/---

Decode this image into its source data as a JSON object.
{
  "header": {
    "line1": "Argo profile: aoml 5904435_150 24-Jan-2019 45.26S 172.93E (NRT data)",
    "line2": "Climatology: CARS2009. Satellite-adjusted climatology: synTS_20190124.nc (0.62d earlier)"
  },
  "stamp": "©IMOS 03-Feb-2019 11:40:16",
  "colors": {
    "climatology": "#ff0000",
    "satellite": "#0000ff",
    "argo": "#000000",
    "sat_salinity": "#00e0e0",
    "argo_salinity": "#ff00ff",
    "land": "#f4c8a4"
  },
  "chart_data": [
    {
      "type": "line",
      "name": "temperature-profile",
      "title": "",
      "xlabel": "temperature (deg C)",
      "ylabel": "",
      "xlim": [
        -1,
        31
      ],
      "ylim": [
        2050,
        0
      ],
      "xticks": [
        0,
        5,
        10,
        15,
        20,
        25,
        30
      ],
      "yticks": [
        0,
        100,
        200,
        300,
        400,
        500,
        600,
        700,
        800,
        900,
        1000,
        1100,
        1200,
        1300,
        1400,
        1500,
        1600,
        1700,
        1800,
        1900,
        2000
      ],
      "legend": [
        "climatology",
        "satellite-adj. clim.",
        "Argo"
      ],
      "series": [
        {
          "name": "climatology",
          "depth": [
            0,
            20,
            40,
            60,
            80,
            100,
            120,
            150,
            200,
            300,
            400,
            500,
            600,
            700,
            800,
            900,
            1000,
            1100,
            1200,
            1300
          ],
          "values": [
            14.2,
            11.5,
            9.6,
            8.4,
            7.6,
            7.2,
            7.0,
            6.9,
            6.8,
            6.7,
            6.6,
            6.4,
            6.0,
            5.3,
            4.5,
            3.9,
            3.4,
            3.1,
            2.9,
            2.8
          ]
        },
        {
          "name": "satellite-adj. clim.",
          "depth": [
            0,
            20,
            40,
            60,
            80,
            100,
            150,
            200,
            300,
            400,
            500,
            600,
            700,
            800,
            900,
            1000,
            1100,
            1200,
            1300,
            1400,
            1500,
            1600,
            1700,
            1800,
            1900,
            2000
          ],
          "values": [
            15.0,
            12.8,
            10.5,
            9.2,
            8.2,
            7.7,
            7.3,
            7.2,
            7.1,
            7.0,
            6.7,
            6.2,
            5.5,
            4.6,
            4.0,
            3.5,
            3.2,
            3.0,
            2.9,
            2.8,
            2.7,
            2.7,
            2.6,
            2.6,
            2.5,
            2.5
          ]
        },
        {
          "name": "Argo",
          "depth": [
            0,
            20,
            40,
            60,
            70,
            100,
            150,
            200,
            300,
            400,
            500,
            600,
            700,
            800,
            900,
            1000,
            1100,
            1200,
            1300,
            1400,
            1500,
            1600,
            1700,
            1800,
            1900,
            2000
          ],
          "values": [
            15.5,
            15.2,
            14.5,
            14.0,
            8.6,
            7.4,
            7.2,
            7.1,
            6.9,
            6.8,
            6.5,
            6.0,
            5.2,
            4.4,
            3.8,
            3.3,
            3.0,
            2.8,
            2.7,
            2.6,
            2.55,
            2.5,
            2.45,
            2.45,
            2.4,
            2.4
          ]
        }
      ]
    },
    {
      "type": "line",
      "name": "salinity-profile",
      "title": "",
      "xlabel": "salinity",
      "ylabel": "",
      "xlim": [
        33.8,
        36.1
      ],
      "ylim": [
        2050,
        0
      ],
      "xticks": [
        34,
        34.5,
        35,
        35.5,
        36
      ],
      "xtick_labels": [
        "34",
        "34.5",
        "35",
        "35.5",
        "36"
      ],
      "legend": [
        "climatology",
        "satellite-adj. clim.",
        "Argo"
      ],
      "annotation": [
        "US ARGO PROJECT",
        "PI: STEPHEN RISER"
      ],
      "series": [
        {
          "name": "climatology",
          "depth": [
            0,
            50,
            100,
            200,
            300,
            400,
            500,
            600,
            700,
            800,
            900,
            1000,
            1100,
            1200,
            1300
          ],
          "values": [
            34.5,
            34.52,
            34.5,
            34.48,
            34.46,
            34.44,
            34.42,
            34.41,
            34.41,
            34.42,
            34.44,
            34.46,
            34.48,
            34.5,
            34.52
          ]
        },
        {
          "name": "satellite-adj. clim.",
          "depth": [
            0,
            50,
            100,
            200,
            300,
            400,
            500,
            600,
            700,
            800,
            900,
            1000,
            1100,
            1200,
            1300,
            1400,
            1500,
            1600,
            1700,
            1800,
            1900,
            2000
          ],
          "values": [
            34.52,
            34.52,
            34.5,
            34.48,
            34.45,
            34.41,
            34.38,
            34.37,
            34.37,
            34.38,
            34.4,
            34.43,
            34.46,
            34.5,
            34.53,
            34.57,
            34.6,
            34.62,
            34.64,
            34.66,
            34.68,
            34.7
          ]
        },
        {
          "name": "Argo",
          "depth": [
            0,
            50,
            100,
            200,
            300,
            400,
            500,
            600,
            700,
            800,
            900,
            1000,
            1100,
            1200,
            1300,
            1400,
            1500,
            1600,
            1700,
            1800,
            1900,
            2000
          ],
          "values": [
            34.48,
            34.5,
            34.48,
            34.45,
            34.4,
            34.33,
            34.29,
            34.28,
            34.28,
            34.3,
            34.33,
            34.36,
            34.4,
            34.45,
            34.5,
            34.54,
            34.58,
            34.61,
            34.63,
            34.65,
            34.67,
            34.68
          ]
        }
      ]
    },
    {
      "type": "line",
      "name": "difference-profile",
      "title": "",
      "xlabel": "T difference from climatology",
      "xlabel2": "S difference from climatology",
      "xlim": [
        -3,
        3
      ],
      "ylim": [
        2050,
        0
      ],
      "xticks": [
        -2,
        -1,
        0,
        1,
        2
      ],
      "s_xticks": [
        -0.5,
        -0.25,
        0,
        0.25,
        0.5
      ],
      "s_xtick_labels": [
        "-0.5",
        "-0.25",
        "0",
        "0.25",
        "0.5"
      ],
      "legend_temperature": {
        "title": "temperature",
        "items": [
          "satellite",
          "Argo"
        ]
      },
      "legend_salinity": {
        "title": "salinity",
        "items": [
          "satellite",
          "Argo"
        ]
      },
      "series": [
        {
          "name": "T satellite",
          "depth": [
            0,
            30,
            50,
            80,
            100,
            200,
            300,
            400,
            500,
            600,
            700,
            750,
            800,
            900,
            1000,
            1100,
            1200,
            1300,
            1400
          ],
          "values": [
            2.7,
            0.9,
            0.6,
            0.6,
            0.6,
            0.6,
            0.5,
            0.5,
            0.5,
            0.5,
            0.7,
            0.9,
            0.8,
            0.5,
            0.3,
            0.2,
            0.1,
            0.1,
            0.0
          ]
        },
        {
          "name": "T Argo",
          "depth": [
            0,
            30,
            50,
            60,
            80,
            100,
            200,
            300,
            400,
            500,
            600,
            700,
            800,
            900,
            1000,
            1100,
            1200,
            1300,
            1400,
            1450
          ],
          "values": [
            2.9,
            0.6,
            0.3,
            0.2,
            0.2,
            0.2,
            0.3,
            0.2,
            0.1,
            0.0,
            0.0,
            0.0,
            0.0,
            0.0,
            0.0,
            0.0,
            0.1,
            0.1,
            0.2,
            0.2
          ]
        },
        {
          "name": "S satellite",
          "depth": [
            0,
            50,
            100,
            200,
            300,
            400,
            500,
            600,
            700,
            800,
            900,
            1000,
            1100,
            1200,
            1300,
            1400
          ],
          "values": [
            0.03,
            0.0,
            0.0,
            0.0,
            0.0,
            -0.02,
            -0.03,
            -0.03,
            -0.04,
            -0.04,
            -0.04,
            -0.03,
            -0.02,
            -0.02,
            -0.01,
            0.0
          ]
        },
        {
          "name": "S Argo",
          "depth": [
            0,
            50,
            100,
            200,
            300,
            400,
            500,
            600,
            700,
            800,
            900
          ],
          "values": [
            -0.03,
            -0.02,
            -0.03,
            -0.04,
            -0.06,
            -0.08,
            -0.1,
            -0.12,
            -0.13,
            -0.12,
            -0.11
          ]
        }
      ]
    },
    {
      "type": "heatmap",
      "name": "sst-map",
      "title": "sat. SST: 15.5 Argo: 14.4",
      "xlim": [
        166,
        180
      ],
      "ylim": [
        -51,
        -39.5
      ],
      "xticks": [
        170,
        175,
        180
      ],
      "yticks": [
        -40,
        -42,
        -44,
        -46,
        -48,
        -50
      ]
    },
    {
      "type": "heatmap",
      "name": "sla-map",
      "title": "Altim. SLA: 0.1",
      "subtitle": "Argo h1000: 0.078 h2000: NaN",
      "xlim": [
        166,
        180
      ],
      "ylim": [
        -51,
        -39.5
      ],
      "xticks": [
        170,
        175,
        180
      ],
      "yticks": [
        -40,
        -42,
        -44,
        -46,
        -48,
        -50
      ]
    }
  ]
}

\---
/---

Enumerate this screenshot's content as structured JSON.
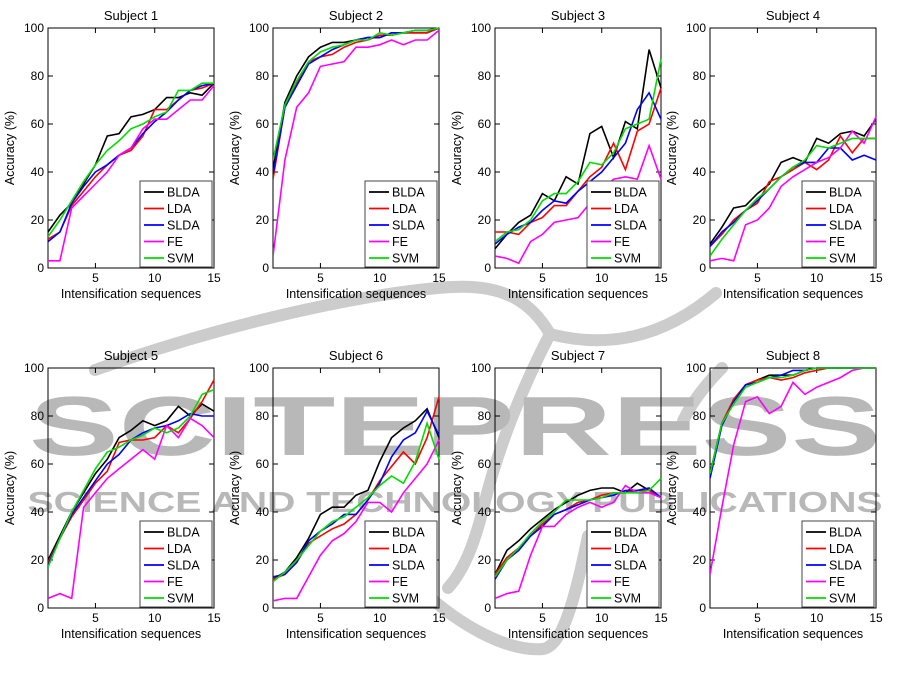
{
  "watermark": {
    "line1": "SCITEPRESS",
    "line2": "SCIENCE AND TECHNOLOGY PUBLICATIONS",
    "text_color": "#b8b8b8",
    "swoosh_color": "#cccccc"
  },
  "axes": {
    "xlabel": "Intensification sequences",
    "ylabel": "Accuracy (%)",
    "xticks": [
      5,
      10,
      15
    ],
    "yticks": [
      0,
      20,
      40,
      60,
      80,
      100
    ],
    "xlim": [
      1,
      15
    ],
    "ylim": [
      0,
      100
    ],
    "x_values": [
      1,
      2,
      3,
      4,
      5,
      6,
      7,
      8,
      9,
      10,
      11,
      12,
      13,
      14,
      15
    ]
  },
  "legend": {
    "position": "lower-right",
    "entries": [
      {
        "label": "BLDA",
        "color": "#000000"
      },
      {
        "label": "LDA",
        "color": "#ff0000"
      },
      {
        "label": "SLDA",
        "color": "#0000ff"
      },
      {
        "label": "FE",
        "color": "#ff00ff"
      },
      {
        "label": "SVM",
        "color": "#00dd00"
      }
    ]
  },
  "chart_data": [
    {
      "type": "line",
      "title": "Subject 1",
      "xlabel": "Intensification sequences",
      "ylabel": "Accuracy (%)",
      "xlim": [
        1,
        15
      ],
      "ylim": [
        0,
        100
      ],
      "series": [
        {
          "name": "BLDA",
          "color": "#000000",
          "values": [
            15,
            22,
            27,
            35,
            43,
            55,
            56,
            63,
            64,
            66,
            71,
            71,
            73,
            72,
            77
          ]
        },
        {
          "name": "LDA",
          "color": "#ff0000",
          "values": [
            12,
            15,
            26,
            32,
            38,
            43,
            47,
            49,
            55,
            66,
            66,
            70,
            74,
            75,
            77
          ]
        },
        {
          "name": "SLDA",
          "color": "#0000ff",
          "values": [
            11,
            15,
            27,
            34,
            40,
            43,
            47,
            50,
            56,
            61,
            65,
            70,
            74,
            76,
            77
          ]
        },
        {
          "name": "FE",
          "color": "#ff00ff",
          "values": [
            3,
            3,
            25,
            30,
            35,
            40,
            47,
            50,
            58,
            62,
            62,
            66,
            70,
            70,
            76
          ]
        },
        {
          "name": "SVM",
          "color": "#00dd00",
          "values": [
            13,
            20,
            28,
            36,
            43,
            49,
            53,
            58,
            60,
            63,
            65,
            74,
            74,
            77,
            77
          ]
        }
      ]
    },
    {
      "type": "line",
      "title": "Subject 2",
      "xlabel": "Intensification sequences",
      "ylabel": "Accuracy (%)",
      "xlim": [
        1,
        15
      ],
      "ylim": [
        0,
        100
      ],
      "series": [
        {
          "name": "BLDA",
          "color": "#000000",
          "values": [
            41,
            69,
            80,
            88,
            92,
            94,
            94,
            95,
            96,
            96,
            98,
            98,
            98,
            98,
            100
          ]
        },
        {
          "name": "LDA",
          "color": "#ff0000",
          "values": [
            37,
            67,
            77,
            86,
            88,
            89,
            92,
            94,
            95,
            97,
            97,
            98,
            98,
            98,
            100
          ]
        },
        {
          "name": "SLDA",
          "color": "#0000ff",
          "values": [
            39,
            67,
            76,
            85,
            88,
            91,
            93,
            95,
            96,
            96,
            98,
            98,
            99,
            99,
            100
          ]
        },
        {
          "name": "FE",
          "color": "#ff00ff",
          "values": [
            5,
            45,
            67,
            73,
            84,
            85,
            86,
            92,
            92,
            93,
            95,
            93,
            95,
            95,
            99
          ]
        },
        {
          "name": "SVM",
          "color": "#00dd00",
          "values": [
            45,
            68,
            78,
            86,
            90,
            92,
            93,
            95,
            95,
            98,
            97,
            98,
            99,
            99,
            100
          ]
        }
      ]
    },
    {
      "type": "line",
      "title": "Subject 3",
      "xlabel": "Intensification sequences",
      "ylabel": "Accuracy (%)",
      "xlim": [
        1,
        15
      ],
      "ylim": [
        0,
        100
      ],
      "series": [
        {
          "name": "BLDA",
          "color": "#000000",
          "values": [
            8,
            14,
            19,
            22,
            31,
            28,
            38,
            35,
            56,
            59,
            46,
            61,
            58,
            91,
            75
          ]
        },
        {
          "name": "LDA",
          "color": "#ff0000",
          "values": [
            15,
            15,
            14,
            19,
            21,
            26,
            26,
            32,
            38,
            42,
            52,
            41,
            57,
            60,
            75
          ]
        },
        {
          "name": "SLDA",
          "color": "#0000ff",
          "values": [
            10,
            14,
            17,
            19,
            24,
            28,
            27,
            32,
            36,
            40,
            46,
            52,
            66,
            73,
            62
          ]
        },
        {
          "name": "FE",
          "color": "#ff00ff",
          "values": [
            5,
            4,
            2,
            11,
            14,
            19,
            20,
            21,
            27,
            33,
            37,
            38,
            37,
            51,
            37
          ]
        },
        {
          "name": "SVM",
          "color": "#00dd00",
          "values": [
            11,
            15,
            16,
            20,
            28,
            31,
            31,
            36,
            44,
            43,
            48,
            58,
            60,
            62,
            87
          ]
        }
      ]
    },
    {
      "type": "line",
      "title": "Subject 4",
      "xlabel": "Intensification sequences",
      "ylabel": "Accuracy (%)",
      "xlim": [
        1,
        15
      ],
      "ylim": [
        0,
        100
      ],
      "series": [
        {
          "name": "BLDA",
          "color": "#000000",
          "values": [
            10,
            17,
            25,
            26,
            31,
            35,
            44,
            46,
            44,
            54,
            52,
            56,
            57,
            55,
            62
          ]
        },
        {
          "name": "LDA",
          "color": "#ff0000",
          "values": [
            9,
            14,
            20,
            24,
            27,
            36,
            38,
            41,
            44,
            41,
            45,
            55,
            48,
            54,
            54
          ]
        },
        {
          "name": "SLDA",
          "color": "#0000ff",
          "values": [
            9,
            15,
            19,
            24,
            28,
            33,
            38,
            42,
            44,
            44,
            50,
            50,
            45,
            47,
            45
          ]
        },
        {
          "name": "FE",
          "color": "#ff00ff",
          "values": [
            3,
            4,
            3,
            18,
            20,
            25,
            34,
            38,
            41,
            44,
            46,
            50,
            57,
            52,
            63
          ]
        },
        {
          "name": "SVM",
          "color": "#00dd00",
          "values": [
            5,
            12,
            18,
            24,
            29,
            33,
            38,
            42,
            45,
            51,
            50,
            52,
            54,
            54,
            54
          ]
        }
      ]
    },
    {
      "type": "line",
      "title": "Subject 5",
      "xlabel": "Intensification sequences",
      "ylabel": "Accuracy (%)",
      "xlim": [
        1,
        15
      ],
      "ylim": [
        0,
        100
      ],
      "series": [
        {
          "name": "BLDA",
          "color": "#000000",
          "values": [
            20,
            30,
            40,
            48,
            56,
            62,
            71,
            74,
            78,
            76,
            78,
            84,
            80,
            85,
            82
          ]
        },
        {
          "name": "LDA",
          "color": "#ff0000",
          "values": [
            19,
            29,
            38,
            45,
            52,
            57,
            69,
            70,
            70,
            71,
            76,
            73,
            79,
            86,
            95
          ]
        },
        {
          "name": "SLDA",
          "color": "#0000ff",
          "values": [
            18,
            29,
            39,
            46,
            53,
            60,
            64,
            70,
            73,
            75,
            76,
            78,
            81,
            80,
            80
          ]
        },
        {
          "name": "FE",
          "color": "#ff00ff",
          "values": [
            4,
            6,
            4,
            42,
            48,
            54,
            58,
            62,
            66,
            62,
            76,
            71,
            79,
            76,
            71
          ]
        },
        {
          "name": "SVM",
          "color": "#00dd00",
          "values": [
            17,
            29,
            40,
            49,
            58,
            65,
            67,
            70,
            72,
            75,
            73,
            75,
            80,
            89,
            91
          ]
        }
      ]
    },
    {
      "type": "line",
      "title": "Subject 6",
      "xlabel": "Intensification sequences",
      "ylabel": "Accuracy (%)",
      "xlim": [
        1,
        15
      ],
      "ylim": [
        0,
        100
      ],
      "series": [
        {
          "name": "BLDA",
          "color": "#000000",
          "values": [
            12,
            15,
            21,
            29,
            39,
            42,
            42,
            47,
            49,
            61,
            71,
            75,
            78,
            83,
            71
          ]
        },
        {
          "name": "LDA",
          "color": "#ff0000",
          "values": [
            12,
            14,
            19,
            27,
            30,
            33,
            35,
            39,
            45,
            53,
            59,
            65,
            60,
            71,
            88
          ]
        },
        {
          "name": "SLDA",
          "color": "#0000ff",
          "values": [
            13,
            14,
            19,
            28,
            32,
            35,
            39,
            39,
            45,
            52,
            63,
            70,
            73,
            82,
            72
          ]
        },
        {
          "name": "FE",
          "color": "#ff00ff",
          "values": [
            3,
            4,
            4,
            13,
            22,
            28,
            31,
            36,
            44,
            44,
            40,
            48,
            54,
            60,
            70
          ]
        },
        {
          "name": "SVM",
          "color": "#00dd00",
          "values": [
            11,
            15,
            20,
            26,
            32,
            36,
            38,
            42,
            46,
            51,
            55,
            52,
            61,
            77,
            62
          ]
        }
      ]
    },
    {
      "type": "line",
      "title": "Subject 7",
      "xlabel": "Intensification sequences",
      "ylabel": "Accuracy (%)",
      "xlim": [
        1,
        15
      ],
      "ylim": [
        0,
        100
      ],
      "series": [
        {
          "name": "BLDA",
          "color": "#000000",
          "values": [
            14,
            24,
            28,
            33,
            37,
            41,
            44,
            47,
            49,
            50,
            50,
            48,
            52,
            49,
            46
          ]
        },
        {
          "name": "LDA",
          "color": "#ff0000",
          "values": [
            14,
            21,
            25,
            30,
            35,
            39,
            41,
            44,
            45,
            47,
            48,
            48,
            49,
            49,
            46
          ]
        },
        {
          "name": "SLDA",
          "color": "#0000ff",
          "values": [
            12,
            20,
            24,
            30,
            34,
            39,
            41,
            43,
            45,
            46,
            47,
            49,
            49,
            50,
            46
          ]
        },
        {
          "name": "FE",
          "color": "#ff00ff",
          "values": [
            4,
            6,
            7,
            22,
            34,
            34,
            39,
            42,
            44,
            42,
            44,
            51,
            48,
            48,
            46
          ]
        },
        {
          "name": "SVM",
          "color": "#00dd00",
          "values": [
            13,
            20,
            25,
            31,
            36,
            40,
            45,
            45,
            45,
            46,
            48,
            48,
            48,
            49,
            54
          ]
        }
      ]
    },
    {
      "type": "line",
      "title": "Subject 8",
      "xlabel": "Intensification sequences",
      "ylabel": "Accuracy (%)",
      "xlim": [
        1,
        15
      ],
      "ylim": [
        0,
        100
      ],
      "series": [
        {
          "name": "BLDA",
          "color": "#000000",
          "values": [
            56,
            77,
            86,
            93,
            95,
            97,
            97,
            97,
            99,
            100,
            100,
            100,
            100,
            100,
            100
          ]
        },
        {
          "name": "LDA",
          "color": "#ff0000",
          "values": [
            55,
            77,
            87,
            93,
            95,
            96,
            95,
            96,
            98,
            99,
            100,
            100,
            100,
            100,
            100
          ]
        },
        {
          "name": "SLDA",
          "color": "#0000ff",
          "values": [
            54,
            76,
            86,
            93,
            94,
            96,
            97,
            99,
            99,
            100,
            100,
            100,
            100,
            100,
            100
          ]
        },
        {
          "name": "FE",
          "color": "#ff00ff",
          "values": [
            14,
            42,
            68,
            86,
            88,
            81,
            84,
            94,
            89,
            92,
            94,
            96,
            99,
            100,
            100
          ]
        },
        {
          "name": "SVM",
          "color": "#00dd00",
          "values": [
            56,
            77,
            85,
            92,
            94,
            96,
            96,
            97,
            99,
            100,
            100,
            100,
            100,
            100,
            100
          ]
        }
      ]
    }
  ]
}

\---

Request: Go through the material above and copy each line that has the word "Subject".

Exercise output:
      "title": "Subject 1",
      "title": "Subject 2",
      "title": "Subject 3",
      "title": "Subject 4",
      "title": "Subject 5",
      "title": "Subject 6",
      "title": "Subject 7",
      "title": "Subject 8",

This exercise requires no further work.